• STATED GOAL: Repeat the data that follows, word for word, without the images.

• RAW RECORDS:
▽

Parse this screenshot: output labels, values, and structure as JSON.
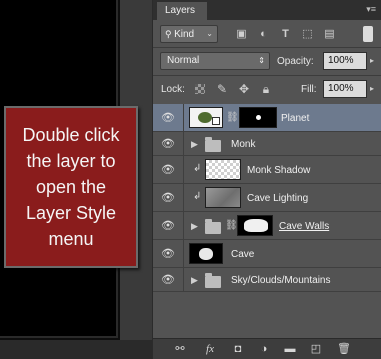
{
  "callout": {
    "text": "Double click\nthe layer to\nopen the\nLayer Style\nmenu"
  },
  "panel": {
    "tab_label": "Layers",
    "menu_icon": "panel-menu-icon",
    "filter": {
      "kind_label": "Kind",
      "icons": [
        "image-filter-icon",
        "adjustment-filter-icon",
        "type-filter-icon",
        "shape-filter-icon",
        "smart-object-filter-icon"
      ],
      "type_glyph": "T"
    },
    "blend_mode": "Normal",
    "opacity_label": "Opacity:",
    "opacity_value": "100%",
    "lock_label": "Lock:",
    "fill_label": "Fill:",
    "fill_value": "100%"
  },
  "layers": [
    {
      "name": "Planet",
      "kind": "smart-with-mask",
      "selected": true
    },
    {
      "name": "Monk",
      "kind": "group"
    },
    {
      "name": "Monk Shadow",
      "kind": "clipped-transparent"
    },
    {
      "name": "Cave Lighting",
      "kind": "clipped-gray"
    },
    {
      "name": "Cave Walls",
      "kind": "group-with-mask"
    },
    {
      "name": "Cave",
      "kind": "layer-black"
    },
    {
      "name": "Sky/Clouds/Mountains",
      "kind": "group"
    }
  ],
  "footer_icons": [
    "link-layers-icon",
    "fx-icon",
    "add-mask-icon",
    "adjustment-layer-icon",
    "new-group-icon",
    "new-layer-icon",
    "trash-icon"
  ],
  "colors": {
    "callout_bg": "#8a1c1c",
    "selected_layer": "#6d7a8e",
    "panel_bg": "#535353"
  }
}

△

• CORRECT RESULT:
Parse this screenshot: output labels, values, and structure as JSON.
{
  "callout": {
    "text": "Double click\nthe layer to\nopen the\nLayer Style\nmenu"
  },
  "panel": {
    "tab_label": "Layers",
    "menu_icon": "panel-menu-icon",
    "filter": {
      "kind_label": "Kind",
      "icons": [
        "image-filter-icon",
        "adjustment-filter-icon",
        "type-filter-icon",
        "shape-filter-icon",
        "smart-object-filter-icon"
      ],
      "type_glyph": "T"
    },
    "blend_mode": "Normal",
    "opacity_label": "Opacity:",
    "opacity_value": "100%",
    "lock_label": "Lock:",
    "fill_label": "Fill:",
    "fill_value": "100%"
  },
  "layers": [
    {
      "name": "Planet",
      "kind": "smart-with-mask",
      "selected": true
    },
    {
      "name": "Monk",
      "kind": "group"
    },
    {
      "name": "Monk Shadow",
      "kind": "clipped-transparent"
    },
    {
      "name": "Cave Lighting",
      "kind": "clipped-gray"
    },
    {
      "name": "Cave Walls",
      "kind": "group-with-mask"
    },
    {
      "name": "Cave",
      "kind": "layer-black"
    },
    {
      "name": "Sky/Clouds/Mountains",
      "kind": "group"
    }
  ],
  "footer_icons": [
    "link-layers-icon",
    "fx-icon",
    "add-mask-icon",
    "adjustment-layer-icon",
    "new-group-icon",
    "new-layer-icon",
    "trash-icon"
  ],
  "colors": {
    "callout_bg": "#8a1c1c",
    "selected_layer": "#6d7a8e",
    "panel_bg": "#535353"
  }
}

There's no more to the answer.